→ Job: Scan the material for the word "Leisure", and copy each line where it shows up.

---------- Dataset records

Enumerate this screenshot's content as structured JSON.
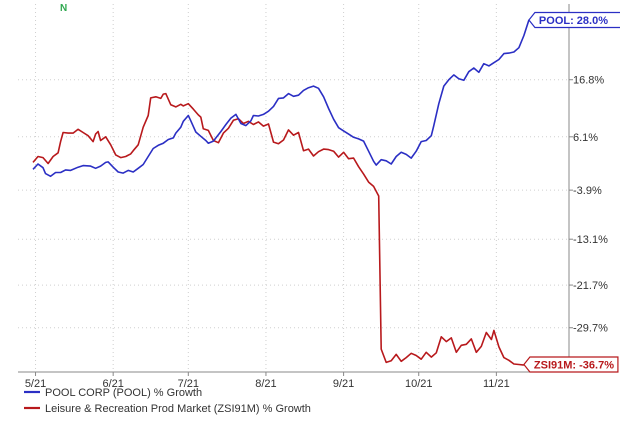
{
  "brand_mark": "N",
  "colors": {
    "pool": "#2b2fc4",
    "zsi": "#b8191c",
    "axis": "#555555",
    "text": "#333333"
  },
  "chart_data": {
    "type": "line",
    "xlabel": "",
    "ylabel": "",
    "ylim": [
      -38,
      31
    ],
    "y_ticks": [
      "16.8%",
      "6.1%",
      "-3.9%",
      "-13.1%",
      "-21.7%",
      "-29.7%"
    ],
    "y_tick_values": [
      16.8,
      6.1,
      -3.9,
      -13.1,
      -21.7,
      -29.7
    ],
    "x_ticks": [
      "5/21",
      "6/21",
      "7/21",
      "8/21",
      "9/21",
      "10/21",
      "11/21"
    ],
    "x_tick_values": [
      1,
      32,
      62,
      93,
      124,
      154,
      185
    ],
    "x_range": [
      -6,
      214
    ],
    "legend": {
      "placement": "bottom-left",
      "items": [
        "POOL CORP (POOL) % Growth",
        "Leisure & Recreation Prod Market (ZSI91M) % Growth"
      ]
    },
    "series": [
      {
        "name": "POOL CORP (POOL) % Growth",
        "end_label": "POOL: 28.0%",
        "points": [
          [
            0,
            0
          ],
          [
            2,
            1
          ],
          [
            4,
            0.3
          ],
          [
            5,
            -0.8
          ],
          [
            7,
            -1.3
          ],
          [
            9,
            -0.6
          ],
          [
            11,
            -0.6
          ],
          [
            13,
            -0.1
          ],
          [
            15,
            -0.2
          ],
          [
            18,
            0.4
          ],
          [
            20,
            0.7
          ],
          [
            23,
            0.6
          ],
          [
            25,
            0.2
          ],
          [
            27,
            0.6
          ],
          [
            29,
            1.3
          ],
          [
            30,
            1.4
          ],
          [
            32,
            0.4
          ],
          [
            34,
            -0.5
          ],
          [
            36,
            -0.7
          ],
          [
            38,
            -0.2
          ],
          [
            40,
            -0.5
          ],
          [
            42,
            0.2
          ],
          [
            44,
            0.9
          ],
          [
            46,
            2.4
          ],
          [
            48,
            3.9
          ],
          [
            50,
            4.5
          ],
          [
            52,
            4.9
          ],
          [
            54,
            5.6
          ],
          [
            56,
            5.9
          ],
          [
            57,
            6.8
          ],
          [
            59,
            7.9
          ],
          [
            60,
            9.0
          ],
          [
            62,
            10.1
          ],
          [
            63,
            9.1
          ],
          [
            65,
            7.0
          ],
          [
            67,
            6.2
          ],
          [
            69,
            5.4
          ],
          [
            70,
            4.9
          ],
          [
            72,
            5.3
          ],
          [
            73,
            5.9
          ],
          [
            75,
            7.1
          ],
          [
            77,
            8.4
          ],
          [
            79,
            9.6
          ],
          [
            81,
            10.3
          ],
          [
            83,
            8.6
          ],
          [
            85,
            8.2
          ],
          [
            87,
            9.1
          ],
          [
            88,
            10.1
          ],
          [
            90,
            10.0
          ],
          [
            92,
            10.3
          ],
          [
            94,
            10.9
          ],
          [
            96,
            11.8
          ],
          [
            98,
            13.3
          ],
          [
            100,
            13.4
          ],
          [
            102,
            14.2
          ],
          [
            104,
            13.7
          ],
          [
            106,
            13.9
          ],
          [
            108,
            14.8
          ],
          [
            110,
            15.3
          ],
          [
            112,
            15.6
          ],
          [
            114,
            15.2
          ],
          [
            116,
            13.6
          ],
          [
            118,
            11.4
          ],
          [
            120,
            9.4
          ],
          [
            122,
            7.8
          ],
          [
            124,
            7.2
          ],
          [
            126,
            6.6
          ],
          [
            128,
            6.0
          ],
          [
            130,
            5.7
          ],
          [
            132,
            5.3
          ],
          [
            134,
            3.4
          ],
          [
            136,
            1.5
          ],
          [
            137,
            0.8
          ],
          [
            139,
            1.8
          ],
          [
            141,
            1.6
          ],
          [
            143,
            1.0
          ],
          [
            145,
            2.4
          ],
          [
            147,
            3.2
          ],
          [
            149,
            2.8
          ],
          [
            151,
            2.1
          ],
          [
            153,
            3.4
          ],
          [
            155,
            5.2
          ],
          [
            157,
            5.4
          ],
          [
            159,
            6.3
          ],
          [
            160,
            8.2
          ],
          [
            162,
            12.3
          ],
          [
            164,
            15.6
          ],
          [
            166,
            16.8
          ],
          [
            168,
            17.7
          ],
          [
            170,
            17.0
          ],
          [
            172,
            16.7
          ],
          [
            174,
            18.3
          ],
          [
            176,
            19.0
          ],
          [
            178,
            18.2
          ],
          [
            180,
            19.8
          ],
          [
            182,
            19.4
          ],
          [
            184,
            20.0
          ],
          [
            186,
            20.6
          ],
          [
            188,
            21.7
          ],
          [
            190,
            21.8
          ],
          [
            192,
            22.0
          ],
          [
            194,
            22.8
          ],
          [
            196,
            25.1
          ],
          [
            198,
            28.0
          ]
        ]
      },
      {
        "name": "Leisure & Recreation Prod Market (ZSI91M) % Growth",
        "end_label": "ZSI91M: -36.7%",
        "points": [
          [
            0,
            1.3
          ],
          [
            2,
            2.4
          ],
          [
            4,
            2.2
          ],
          [
            6,
            1.1
          ],
          [
            8,
            2.4
          ],
          [
            10,
            3.1
          ],
          [
            11,
            5.2
          ],
          [
            12,
            6.9
          ],
          [
            14,
            6.8
          ],
          [
            16,
            6.8
          ],
          [
            18,
            7.5
          ],
          [
            20,
            6.9
          ],
          [
            22,
            6.3
          ],
          [
            24,
            5.2
          ],
          [
            25,
            6.6
          ],
          [
            26,
            7.1
          ],
          [
            27,
            5.4
          ],
          [
            29,
            6.1
          ],
          [
            31,
            4.6
          ],
          [
            33,
            2.7
          ],
          [
            35,
            2.2
          ],
          [
            37,
            2.4
          ],
          [
            39,
            2.9
          ],
          [
            40,
            3.5
          ],
          [
            42,
            4.6
          ],
          [
            44,
            7.9
          ],
          [
            46,
            10.1
          ],
          [
            47,
            13.4
          ],
          [
            49,
            13.6
          ],
          [
            51,
            13.3
          ],
          [
            52,
            14.1
          ],
          [
            53,
            14.2
          ],
          [
            55,
            12.1
          ],
          [
            57,
            11.7
          ],
          [
            59,
            12.2
          ],
          [
            60,
            11.9
          ],
          [
            62,
            12.3
          ],
          [
            64,
            11.3
          ],
          [
            66,
            10.2
          ],
          [
            67,
            9.8
          ],
          [
            68,
            7.6
          ],
          [
            70,
            7.3
          ],
          [
            72,
            5.4
          ],
          [
            74,
            5.0
          ],
          [
            76,
            6.8
          ],
          [
            78,
            7.7
          ],
          [
            80,
            9.2
          ],
          [
            82,
            9.5
          ],
          [
            84,
            8.6
          ],
          [
            86,
            9.0
          ],
          [
            88,
            8.4
          ],
          [
            90,
            8.9
          ],
          [
            92,
            8.1
          ],
          [
            94,
            8.5
          ],
          [
            96,
            5.1
          ],
          [
            98,
            4.8
          ],
          [
            100,
            5.5
          ],
          [
            102,
            7.4
          ],
          [
            104,
            6.4
          ],
          [
            106,
            6.9
          ],
          [
            108,
            3.5
          ],
          [
            110,
            3.8
          ],
          [
            112,
            2.5
          ],
          [
            114,
            3.3
          ],
          [
            116,
            3.8
          ],
          [
            118,
            3.7
          ],
          [
            120,
            3.4
          ],
          [
            122,
            2.3
          ],
          [
            124,
            3.2
          ],
          [
            126,
            2.0
          ],
          [
            128,
            2.1
          ],
          [
            130,
            0.5
          ],
          [
            132,
            -0.9
          ],
          [
            134,
            -2.4
          ],
          [
            136,
            -3.2
          ],
          [
            138,
            -5.0
          ],
          [
            139,
            -33.7
          ],
          [
            141,
            -36.2
          ],
          [
            143,
            -35.9
          ],
          [
            145,
            -34.7
          ],
          [
            147,
            -36.0
          ],
          [
            149,
            -35.3
          ],
          [
            151,
            -34.5
          ],
          [
            153,
            -34.9
          ],
          [
            155,
            -35.6
          ],
          [
            157,
            -34.3
          ],
          [
            159,
            -35.2
          ],
          [
            161,
            -34.4
          ],
          [
            163,
            -31.4
          ],
          [
            165,
            -32.3
          ],
          [
            167,
            -31.6
          ],
          [
            169,
            -34.3
          ],
          [
            171,
            -33.0
          ],
          [
            173,
            -32.8
          ],
          [
            175,
            -31.8
          ],
          [
            177,
            -34.3
          ],
          [
            179,
            -33.2
          ],
          [
            181,
            -30.6
          ],
          [
            183,
            -31.9
          ],
          [
            184,
            -30.2
          ],
          [
            186,
            -33.3
          ],
          [
            188,
            -35.3
          ],
          [
            190,
            -35.8
          ],
          [
            192,
            -36.5
          ],
          [
            194,
            -36.6
          ],
          [
            196,
            -36.7
          ]
        ]
      }
    ]
  }
}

--------------------

→ Exercise result:
        "Leisure & Recreation Prod Market (ZSI91M) % Growth"
        "name": "Leisure & Recreation Prod Market (ZSI91M) % Growth",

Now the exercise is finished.